AVAILABLE RECORDS
○ ○ ○ ○

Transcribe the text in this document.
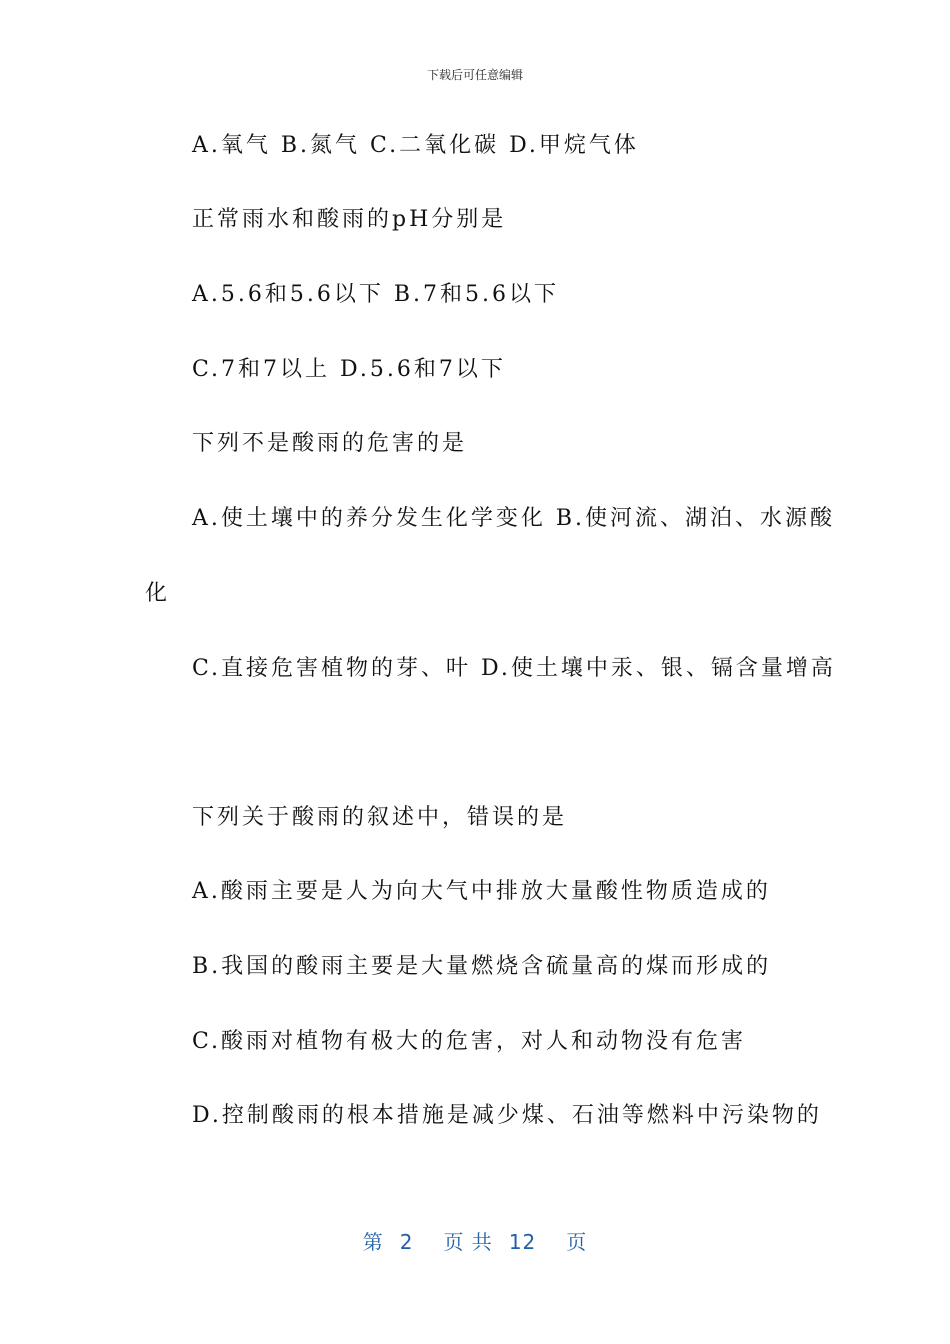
下载后可任意编辑
A.氧气 B.氮气 C.二氧化碳 D.甲烷气体
正常雨水和酸雨的pH分别是
A.5.6和5.6以下 B.7和5.6以下
C.7和7以上 D.5.6和7以下
下列不是酸雨的危害的是
A.使土壤中的养分发生化学变化 B.使河流、湖泊、水源酸
化
C.直接危害植物的芽、叶 D.使土壤中汞、银、镉含量增高
下列关于酸雨的叙述中，错误的是
A.酸雨主要是人为向大气中排放大量酸性物质造成的
B.我国的酸雨主要是大量燃烧含硫量高的煤而形成的
C.酸雨对植物有极大的危害，对人和动物没有危害
D.控制酸雨的根本措施是减少煤、石油等燃料中污染物的
第 2 页 共 12 页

○ ○ ○ ○

TASK DIRECTIONS
Retype each record exactly as it stands, but do not include the pictures.

RESULT OF THE TASK
Transcribe the text in this document.
下载后可任意编辑
A.氧气 B.氮气 C.二氧化碳 D.甲烷气体
正常雨水和酸雨的pH分别是
A.5.6和5.6以下 B.7和5.6以下
C.7和7以上 D.5.6和7以下
下列不是酸雨的危害的是
A.使土壤中的养分发生化学变化 B.使河流、湖泊、水源酸
化
C.直接危害植物的芽、叶 D.使土壤中汞、银、镉含量增高
下列关于酸雨的叙述中，错误的是
A.酸雨主要是人为向大气中排放大量酸性物质造成的
B.我国的酸雨主要是大量燃烧含硫量高的煤而形成的
C.酸雨对植物有极大的危害，对人和动物没有危害
D.控制酸雨的根本措施是减少煤、石油等燃料中污染物的
第 2 页 共 12 页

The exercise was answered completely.